• **Provided data**:
####################

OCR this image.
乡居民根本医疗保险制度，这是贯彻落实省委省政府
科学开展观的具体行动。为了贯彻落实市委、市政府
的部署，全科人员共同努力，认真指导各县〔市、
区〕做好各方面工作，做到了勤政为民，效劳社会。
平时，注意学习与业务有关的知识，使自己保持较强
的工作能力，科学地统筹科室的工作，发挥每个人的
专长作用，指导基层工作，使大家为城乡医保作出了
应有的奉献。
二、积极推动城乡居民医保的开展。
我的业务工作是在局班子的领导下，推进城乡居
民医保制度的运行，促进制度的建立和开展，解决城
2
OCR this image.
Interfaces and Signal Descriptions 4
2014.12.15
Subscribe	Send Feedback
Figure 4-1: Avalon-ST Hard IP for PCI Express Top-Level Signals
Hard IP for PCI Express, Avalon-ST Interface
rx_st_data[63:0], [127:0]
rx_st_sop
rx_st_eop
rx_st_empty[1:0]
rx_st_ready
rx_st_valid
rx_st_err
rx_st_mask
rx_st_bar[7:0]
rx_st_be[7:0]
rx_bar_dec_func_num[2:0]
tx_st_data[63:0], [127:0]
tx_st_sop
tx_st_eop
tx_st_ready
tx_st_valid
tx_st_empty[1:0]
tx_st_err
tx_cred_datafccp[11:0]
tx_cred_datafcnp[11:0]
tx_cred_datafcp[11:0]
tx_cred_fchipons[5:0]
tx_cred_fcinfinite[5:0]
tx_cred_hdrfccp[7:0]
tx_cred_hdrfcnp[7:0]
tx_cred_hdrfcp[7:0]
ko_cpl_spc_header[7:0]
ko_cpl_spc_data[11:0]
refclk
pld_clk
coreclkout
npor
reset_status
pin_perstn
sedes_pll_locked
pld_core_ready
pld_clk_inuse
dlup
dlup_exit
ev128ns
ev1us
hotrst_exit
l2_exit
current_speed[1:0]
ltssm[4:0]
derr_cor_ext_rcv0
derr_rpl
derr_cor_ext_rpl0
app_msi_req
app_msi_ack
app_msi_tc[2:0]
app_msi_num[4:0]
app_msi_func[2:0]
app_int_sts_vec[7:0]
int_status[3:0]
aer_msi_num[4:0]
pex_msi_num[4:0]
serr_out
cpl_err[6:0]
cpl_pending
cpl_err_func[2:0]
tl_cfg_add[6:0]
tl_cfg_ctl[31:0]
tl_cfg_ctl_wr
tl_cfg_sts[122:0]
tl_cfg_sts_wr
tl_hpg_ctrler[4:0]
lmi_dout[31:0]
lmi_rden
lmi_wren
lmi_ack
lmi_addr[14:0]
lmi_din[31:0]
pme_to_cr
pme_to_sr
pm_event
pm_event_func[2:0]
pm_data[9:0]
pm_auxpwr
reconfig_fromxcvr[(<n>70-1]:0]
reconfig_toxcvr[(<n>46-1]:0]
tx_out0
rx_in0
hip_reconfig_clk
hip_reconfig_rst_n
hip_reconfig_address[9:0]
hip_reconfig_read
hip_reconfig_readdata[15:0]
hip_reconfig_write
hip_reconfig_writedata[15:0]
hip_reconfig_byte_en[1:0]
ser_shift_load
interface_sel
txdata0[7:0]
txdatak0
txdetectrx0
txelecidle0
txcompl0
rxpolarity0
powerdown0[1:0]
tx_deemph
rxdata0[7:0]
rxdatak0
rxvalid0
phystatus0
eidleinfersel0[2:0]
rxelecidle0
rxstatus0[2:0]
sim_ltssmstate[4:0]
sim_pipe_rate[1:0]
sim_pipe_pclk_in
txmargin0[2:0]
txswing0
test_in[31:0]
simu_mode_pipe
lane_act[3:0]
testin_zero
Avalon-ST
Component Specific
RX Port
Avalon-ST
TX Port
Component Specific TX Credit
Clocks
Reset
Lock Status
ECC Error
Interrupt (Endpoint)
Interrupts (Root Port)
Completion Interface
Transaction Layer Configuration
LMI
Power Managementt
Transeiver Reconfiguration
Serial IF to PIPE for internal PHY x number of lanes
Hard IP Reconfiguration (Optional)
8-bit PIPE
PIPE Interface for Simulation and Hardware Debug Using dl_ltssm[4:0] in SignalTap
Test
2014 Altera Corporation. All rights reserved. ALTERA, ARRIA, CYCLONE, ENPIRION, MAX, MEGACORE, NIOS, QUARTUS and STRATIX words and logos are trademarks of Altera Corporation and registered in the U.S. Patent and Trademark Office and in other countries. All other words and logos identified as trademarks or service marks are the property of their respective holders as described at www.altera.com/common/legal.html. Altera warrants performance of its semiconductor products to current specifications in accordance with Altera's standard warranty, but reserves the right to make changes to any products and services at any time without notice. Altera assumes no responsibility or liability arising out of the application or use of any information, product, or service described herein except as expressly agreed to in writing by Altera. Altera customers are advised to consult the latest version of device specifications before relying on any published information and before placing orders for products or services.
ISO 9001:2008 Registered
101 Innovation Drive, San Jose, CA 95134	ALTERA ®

####################

• **Written exercise**: Extract the complete data, matching each line exactly.

• **Correct answer**:
OCR this image.
乡居民根本医疗保险制度，这是贯彻落实省委省政府
科学开展观的具体行动。为了贯彻落实市委、市政府
的部署，全科人员共同努力，认真指导各县〔市、
区〕做好各方面工作，做到了勤政为民，效劳社会。
平时，注意学习与业务有关的知识，使自己保持较强
的工作能力，科学地统筹科室的工作，发挥每个人的
专长作用，指导基层工作，使大家为城乡医保作出了
应有的奉献。
二、积极推动城乡居民医保的开展。
我的业务工作是在局班子的领导下，推进城乡居
民医保制度的运行，促进制度的建立和开展，解决城
2
OCR this image.
Interfaces and Signal Descriptions 4
2014.12.15
Subscribe	Send Feedback
Figure 4-1: Avalon-ST Hard IP for PCI Express Top-Level Signals
Hard IP for PCI Express, Avalon-ST Interface
rx_st_data[63:0], [127:0]
rx_st_sop
rx_st_eop
rx_st_empty[1:0]
rx_st_ready
rx_st_valid
rx_st_err
rx_st_mask
rx_st_bar[7:0]
rx_st_be[7:0]
rx_bar_dec_func_num[2:0]
tx_st_data[63:0], [127:0]
tx_st_sop
tx_st_eop
tx_st_ready
tx_st_valid
tx_st_empty[1:0]
tx_st_err
tx_cred_datafccp[11:0]
tx_cred_datafcnp[11:0]
tx_cred_datafcp[11:0]
tx_cred_fchipons[5:0]
tx_cred_fcinfinite[5:0]
tx_cred_hdrfccp[7:0]
tx_cred_hdrfcnp[7:0]
tx_cred_hdrfcp[7:0]
ko_cpl_spc_header[7:0]
ko_cpl_spc_data[11:0]
refclk
pld_clk
coreclkout
npor
reset_status
pin_perstn
sedes_pll_locked
pld_core_ready
pld_clk_inuse
dlup
dlup_exit
ev128ns
ev1us
hotrst_exit
l2_exit
current_speed[1:0]
ltssm[4:0]
derr_cor_ext_rcv0
derr_rpl
derr_cor_ext_rpl0
app_msi_req
app_msi_ack
app_msi_tc[2:0]
app_msi_num[4:0]
app_msi_func[2:0]
app_int_sts_vec[7:0]
int_status[3:0]
aer_msi_num[4:0]
pex_msi_num[4:0]
serr_out
cpl_err[6:0]
cpl_pending
cpl_err_func[2:0]
tl_cfg_add[6:0]
tl_cfg_ctl[31:0]
tl_cfg_ctl_wr
tl_cfg_sts[122:0]
tl_cfg_sts_wr
tl_hpg_ctrler[4:0]
lmi_dout[31:0]
lmi_rden
lmi_wren
lmi_ack
lmi_addr[14:0]
lmi_din[31:0]
pme_to_cr
pme_to_sr
pm_event
pm_event_func[2:0]
pm_data[9:0]
pm_auxpwr
reconfig_fromxcvr[(<n>70-1]:0]
reconfig_toxcvr[(<n>46-1]:0]
tx_out0
rx_in0
hip_reconfig_clk
hip_reconfig_rst_n
hip_reconfig_address[9:0]
hip_reconfig_read
hip_reconfig_readdata[15:0]
hip_reconfig_write
hip_reconfig_writedata[15:0]
hip_reconfig_byte_en[1:0]
ser_shift_load
interface_sel
txdata0[7:0]
txdatak0
txdetectrx0
txelecidle0
txcompl0
rxpolarity0
powerdown0[1:0]
tx_deemph
rxdata0[7:0]
rxdatak0
rxvalid0
phystatus0
eidleinfersel0[2:0]
rxelecidle0
rxstatus0[2:0]
sim_ltssmstate[4:0]
sim_pipe_rate[1:0]
sim_pipe_pclk_in
txmargin0[2:0]
txswing0
test_in[31:0]
simu_mode_pipe
lane_act[3:0]
testin_zero
Avalon-ST
Component Specific
RX Port
Avalon-ST
TX Port
Component Specific TX Credit
Clocks
Reset
Lock Status
ECC Error
Interrupt (Endpoint)
Interrupts (Root Port)
Completion Interface
Transaction Layer Configuration
LMI
Power Managementt
Transeiver Reconfiguration
Serial IF to PIPE for internal PHY x number of lanes
Hard IP Reconfiguration (Optional)
8-bit PIPE
PIPE Interface for Simulation and Hardware Debug Using dl_ltssm[4:0] in SignalTap
Test
2014 Altera Corporation. All rights reserved. ALTERA, ARRIA, CYCLONE, ENPIRION, MAX, MEGACORE, NIOS, QUARTUS and STRATIX words and logos are trademarks of Altera Corporation and registered in the U.S. Patent and Trademark Office and in other countries. All other words and logos identified as trademarks or service marks are the property of their respective holders as described at www.altera.com/common/legal.html. Altera warrants performance of its semiconductor products to current specifications in accordance with Altera's standard warranty, but reserves the right to make changes to any products and services at any time without notice. Altera assumes no responsibility or liability arising out of the application or use of any information, product, or service described herein except as expressly agreed to in writing by Altera. Altera customers are advised to consult the latest version of device specifications before relying on any published information and before placing orders for products or services.
ISO 9001:2008 Registered
101 Innovation Drive, San Jose, CA 95134	ALTERA ®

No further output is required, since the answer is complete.